### TASK BRIEF
Transcribe the entries below exactly.

Saved entries:
══════

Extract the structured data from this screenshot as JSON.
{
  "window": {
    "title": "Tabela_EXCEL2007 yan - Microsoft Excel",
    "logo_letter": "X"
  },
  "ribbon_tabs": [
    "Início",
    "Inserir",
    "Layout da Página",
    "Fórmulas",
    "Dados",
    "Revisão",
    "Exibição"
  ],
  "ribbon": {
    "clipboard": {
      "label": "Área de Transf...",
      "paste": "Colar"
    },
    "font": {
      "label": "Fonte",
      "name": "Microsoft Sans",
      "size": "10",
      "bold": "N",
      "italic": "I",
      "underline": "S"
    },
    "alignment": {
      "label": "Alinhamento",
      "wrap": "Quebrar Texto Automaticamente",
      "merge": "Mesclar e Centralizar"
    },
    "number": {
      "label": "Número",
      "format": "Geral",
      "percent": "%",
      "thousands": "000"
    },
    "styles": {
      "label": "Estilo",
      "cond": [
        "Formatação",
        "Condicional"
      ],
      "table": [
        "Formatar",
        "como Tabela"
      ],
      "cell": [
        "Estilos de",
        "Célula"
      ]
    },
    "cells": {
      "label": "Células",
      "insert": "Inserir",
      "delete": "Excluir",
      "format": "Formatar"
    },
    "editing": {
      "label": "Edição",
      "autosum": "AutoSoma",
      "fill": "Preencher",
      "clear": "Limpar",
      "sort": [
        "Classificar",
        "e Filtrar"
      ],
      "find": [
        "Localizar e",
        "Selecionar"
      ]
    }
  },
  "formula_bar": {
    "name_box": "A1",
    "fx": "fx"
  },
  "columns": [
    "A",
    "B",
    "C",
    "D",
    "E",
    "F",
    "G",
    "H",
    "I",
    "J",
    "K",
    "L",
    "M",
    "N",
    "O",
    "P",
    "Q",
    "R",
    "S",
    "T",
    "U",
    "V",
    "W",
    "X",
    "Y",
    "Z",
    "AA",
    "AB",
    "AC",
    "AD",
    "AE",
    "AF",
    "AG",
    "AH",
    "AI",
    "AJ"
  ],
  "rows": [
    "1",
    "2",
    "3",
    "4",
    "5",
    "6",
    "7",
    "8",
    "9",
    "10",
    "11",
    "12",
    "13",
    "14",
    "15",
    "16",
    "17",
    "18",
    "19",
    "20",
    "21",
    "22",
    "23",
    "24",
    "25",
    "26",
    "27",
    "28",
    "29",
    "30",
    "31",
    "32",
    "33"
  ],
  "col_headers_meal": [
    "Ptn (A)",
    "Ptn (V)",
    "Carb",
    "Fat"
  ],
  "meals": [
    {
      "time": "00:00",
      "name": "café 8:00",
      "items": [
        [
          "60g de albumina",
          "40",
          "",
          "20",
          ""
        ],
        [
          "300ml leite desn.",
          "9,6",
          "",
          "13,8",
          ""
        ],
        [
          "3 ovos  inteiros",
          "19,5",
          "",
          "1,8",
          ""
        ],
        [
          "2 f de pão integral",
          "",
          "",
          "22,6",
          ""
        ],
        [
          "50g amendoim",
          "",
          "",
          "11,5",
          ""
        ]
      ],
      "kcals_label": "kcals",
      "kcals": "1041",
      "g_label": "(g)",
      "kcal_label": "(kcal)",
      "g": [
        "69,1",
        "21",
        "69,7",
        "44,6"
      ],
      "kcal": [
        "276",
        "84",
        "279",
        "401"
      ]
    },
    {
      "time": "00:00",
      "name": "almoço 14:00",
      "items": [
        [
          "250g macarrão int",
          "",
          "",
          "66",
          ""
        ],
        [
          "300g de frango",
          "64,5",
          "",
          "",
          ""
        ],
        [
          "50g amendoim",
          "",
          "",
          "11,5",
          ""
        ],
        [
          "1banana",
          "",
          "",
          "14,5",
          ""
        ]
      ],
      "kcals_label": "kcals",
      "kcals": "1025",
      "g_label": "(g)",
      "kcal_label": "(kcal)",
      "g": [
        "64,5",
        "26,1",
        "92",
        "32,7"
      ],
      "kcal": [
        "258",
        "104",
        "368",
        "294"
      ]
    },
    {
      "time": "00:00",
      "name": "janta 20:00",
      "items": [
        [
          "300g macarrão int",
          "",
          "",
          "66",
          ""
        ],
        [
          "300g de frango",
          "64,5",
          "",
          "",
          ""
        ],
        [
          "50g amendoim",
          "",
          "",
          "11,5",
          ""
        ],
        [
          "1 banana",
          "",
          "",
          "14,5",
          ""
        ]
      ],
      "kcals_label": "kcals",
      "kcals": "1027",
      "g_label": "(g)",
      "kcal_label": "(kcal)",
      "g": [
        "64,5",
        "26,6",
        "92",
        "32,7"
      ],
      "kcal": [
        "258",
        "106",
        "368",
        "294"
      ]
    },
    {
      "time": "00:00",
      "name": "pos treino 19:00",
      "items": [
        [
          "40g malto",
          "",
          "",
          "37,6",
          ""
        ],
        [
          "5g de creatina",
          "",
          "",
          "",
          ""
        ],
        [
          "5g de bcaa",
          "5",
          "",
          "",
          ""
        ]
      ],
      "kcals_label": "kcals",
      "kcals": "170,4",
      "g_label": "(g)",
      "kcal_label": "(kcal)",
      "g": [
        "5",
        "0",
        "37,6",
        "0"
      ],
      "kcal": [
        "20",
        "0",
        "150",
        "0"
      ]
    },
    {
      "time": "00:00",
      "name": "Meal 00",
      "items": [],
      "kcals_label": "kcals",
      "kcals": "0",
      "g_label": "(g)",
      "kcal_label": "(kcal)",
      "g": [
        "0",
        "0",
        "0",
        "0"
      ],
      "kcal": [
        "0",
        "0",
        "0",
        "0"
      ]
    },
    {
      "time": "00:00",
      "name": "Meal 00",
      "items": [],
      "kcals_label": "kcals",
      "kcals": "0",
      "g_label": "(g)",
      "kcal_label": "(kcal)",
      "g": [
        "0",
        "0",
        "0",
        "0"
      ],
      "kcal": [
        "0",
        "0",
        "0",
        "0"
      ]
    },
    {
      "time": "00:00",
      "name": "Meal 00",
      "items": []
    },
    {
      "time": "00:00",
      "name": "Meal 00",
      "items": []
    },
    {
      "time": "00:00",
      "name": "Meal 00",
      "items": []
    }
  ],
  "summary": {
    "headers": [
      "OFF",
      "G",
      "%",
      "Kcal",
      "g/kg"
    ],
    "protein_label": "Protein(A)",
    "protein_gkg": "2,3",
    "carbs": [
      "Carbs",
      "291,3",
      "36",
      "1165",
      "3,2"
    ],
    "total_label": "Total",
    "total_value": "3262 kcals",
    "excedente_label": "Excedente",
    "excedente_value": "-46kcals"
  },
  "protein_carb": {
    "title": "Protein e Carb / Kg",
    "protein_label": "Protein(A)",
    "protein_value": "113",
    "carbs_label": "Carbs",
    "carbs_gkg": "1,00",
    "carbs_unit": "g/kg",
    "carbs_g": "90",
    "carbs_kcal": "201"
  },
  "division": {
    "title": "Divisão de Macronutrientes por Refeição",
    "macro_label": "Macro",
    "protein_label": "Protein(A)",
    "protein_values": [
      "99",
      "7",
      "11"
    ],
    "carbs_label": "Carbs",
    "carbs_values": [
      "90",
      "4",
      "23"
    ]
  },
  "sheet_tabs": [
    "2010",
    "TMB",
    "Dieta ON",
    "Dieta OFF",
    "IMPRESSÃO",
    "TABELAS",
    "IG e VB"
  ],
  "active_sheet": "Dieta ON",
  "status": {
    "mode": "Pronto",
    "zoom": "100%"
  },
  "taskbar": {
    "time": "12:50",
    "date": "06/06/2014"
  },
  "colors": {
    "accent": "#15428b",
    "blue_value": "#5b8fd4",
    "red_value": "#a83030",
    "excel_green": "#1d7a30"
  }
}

══════

### TASK SOLUTION
Extract the structured data from this screenshot as JSON.
{
  "window": {
    "title": "Tabela_EXCEL2007 yan - Microsoft Excel",
    "logo_letter": "X"
  },
  "ribbon_tabs": [
    "Início",
    "Inserir",
    "Layout da Página",
    "Fórmulas",
    "Dados",
    "Revisão",
    "Exibição"
  ],
  "ribbon": {
    "clipboard": {
      "label": "Área de Transf...",
      "paste": "Colar"
    },
    "font": {
      "label": "Fonte",
      "name": "Microsoft Sans",
      "size": "10",
      "bold": "N",
      "italic": "I",
      "underline": "S"
    },
    "alignment": {
      "label": "Alinhamento",
      "wrap": "Quebrar Texto Automaticamente",
      "merge": "Mesclar e Centralizar"
    },
    "number": {
      "label": "Número",
      "format": "Geral",
      "percent": "%",
      "thousands": "000"
    },
    "styles": {
      "label": "Estilo",
      "cond": [
        "Formatação",
        "Condicional"
      ],
      "table": [
        "Formatar",
        "como Tabela"
      ],
      "cell": [
        "Estilos de",
        "Célula"
      ]
    },
    "cells": {
      "label": "Células",
      "insert": "Inserir",
      "delete": "Excluir",
      "format": "Formatar"
    },
    "editing": {
      "label": "Edição",
      "autosum": "AutoSoma",
      "fill": "Preencher",
      "clear": "Limpar",
      "sort": [
        "Classificar",
        "e Filtrar"
      ],
      "find": [
        "Localizar e",
        "Selecionar"
      ]
    }
  },
  "formula_bar": {
    "name_box": "A1",
    "fx": "fx"
  },
  "columns": [
    "A",
    "B",
    "C",
    "D",
    "E",
    "F",
    "G",
    "H",
    "I",
    "J",
    "K",
    "L",
    "M",
    "N",
    "O",
    "P",
    "Q",
    "R",
    "S",
    "T",
    "U",
    "V",
    "W",
    "X",
    "Y",
    "Z",
    "AA",
    "AB",
    "AC",
    "AD",
    "AE",
    "AF",
    "AG",
    "AH",
    "AI",
    "AJ"
  ],
  "rows": [
    "1",
    "2",
    "3",
    "4",
    "5",
    "6",
    "7",
    "8",
    "9",
    "10",
    "11",
    "12",
    "13",
    "14",
    "15",
    "16",
    "17",
    "18",
    "19",
    "20",
    "21",
    "22",
    "23",
    "24",
    "25",
    "26",
    "27",
    "28",
    "29",
    "30",
    "31",
    "32",
    "33"
  ],
  "col_headers_meal": [
    "Ptn (A)",
    "Ptn (V)",
    "Carb",
    "Fat"
  ],
  "meals": [
    {
      "time": "00:00",
      "name": "café 8:00",
      "items": [
        [
          "60g de albumina",
          "40",
          "",
          "20",
          ""
        ],
        [
          "300ml leite desn.",
          "9,6",
          "",
          "13,8",
          ""
        ],
        [
          "3 ovos  inteiros",
          "19,5",
          "",
          "1,8",
          ""
        ],
        [
          "2 f de pão integral",
          "",
          "",
          "22,6",
          ""
        ],
        [
          "50g amendoim",
          "",
          "",
          "11,5",
          ""
        ]
      ],
      "kcals_label": "kcals",
      "kcals": "1041",
      "g_label": "(g)",
      "kcal_label": "(kcal)",
      "g": [
        "69,1",
        "21",
        "69,7",
        "44,6"
      ],
      "kcal": [
        "276",
        "84",
        "279",
        "401"
      ]
    },
    {
      "time": "00:00",
      "name": "almoço 14:00",
      "items": [
        [
          "250g macarrão int",
          "",
          "",
          "66",
          ""
        ],
        [
          "300g de frango",
          "64,5",
          "",
          "",
          ""
        ],
        [
          "50g amendoim",
          "",
          "",
          "11,5",
          ""
        ],
        [
          "1banana",
          "",
          "",
          "14,5",
          ""
        ]
      ],
      "kcals_label": "kcals",
      "kcals": "1025",
      "g_label": "(g)",
      "kcal_label": "(kcal)",
      "g": [
        "64,5",
        "26,1",
        "92",
        "32,7"
      ],
      "kcal": [
        "258",
        "104",
        "368",
        "294"
      ]
    },
    {
      "time": "00:00",
      "name": "janta 20:00",
      "items": [
        [
          "300g macarrão int",
          "",
          "",
          "66",
          ""
        ],
        [
          "300g de frango",
          "64,5",
          "",
          "",
          ""
        ],
        [
          "50g amendoim",
          "",
          "",
          "11,5",
          ""
        ],
        [
          "1 banana",
          "",
          "",
          "14,5",
          ""
        ]
      ],
      "kcals_label": "kcals",
      "kcals": "1027",
      "g_label": "(g)",
      "kcal_label": "(kcal)",
      "g": [
        "64,5",
        "26,6",
        "92",
        "32,7"
      ],
      "kcal": [
        "258",
        "106",
        "368",
        "294"
      ]
    },
    {
      "time": "00:00",
      "name": "pos treino 19:00",
      "items": [
        [
          "40g malto",
          "",
          "",
          "37,6",
          ""
        ],
        [
          "5g de creatina",
          "",
          "",
          "",
          ""
        ],
        [
          "5g de bcaa",
          "5",
          "",
          "",
          ""
        ]
      ],
      "kcals_label": "kcals",
      "kcals": "170,4",
      "g_label": "(g)",
      "kcal_label": "(kcal)",
      "g": [
        "5",
        "0",
        "37,6",
        "0"
      ],
      "kcal": [
        "20",
        "0",
        "150",
        "0"
      ]
    },
    {
      "time": "00:00",
      "name": "Meal 00",
      "items": [],
      "kcals_label": "kcals",
      "kcals": "0",
      "g_label": "(g)",
      "kcal_label": "(kcal)",
      "g": [
        "0",
        "0",
        "0",
        "0"
      ],
      "kcal": [
        "0",
        "0",
        "0",
        "0"
      ]
    },
    {
      "time": "00:00",
      "name": "Meal 00",
      "items": [],
      "kcals_label": "kcals",
      "kcals": "0",
      "g_label": "(g)",
      "kcal_label": "(kcal)",
      "g": [
        "0",
        "0",
        "0",
        "0"
      ],
      "kcal": [
        "0",
        "0",
        "0",
        "0"
      ]
    },
    {
      "time": "00:00",
      "name": "Meal 00",
      "items": []
    },
    {
      "time": "00:00",
      "name": "Meal 00",
      "items": []
    },
    {
      "time": "00:00",
      "name": "Meal 00",
      "items": []
    }
  ],
  "summary": {
    "headers": [
      "OFF",
      "G",
      "%",
      "Kcal",
      "g/kg"
    ],
    "protein_label": "Protein(A)",
    "protein_gkg": "2,3",
    "carbs": [
      "Carbs",
      "291,3",
      "36",
      "1165",
      "3,2"
    ],
    "total_label": "Total",
    "total_value": "3262 kcals",
    "excedente_label": "Excedente",
    "excedente_value": "-46kcals"
  },
  "protein_carb": {
    "title": "Protein e Carb / Kg",
    "protein_label": "Protein(A)",
    "protein_value": "113",
    "carbs_label": "Carbs",
    "carbs_gkg": "1,00",
    "carbs_unit": "g/kg",
    "carbs_g": "90",
    "carbs_kcal": "201"
  },
  "division": {
    "title": "Divisão de Macronutrientes por Refeição",
    "macro_label": "Macro",
    "protein_label": "Protein(A)",
    "protein_values": [
      "99",
      "7",
      "11"
    ],
    "carbs_label": "Carbs",
    "carbs_values": [
      "90",
      "4",
      "23"
    ]
  },
  "sheet_tabs": [
    "2010",
    "TMB",
    "Dieta ON",
    "Dieta OFF",
    "IMPRESSÃO",
    "TABELAS",
    "IG e VB"
  ],
  "active_sheet": "Dieta ON",
  "status": {
    "mode": "Pronto",
    "zoom": "100%"
  },
  "taskbar": {
    "time": "12:50",
    "date": "06/06/2014"
  },
  "colors": {
    "accent": "#15428b",
    "blue_value": "#5b8fd4",
    "red_value": "#a83030",
    "excel_green": "#1d7a30"
  }
}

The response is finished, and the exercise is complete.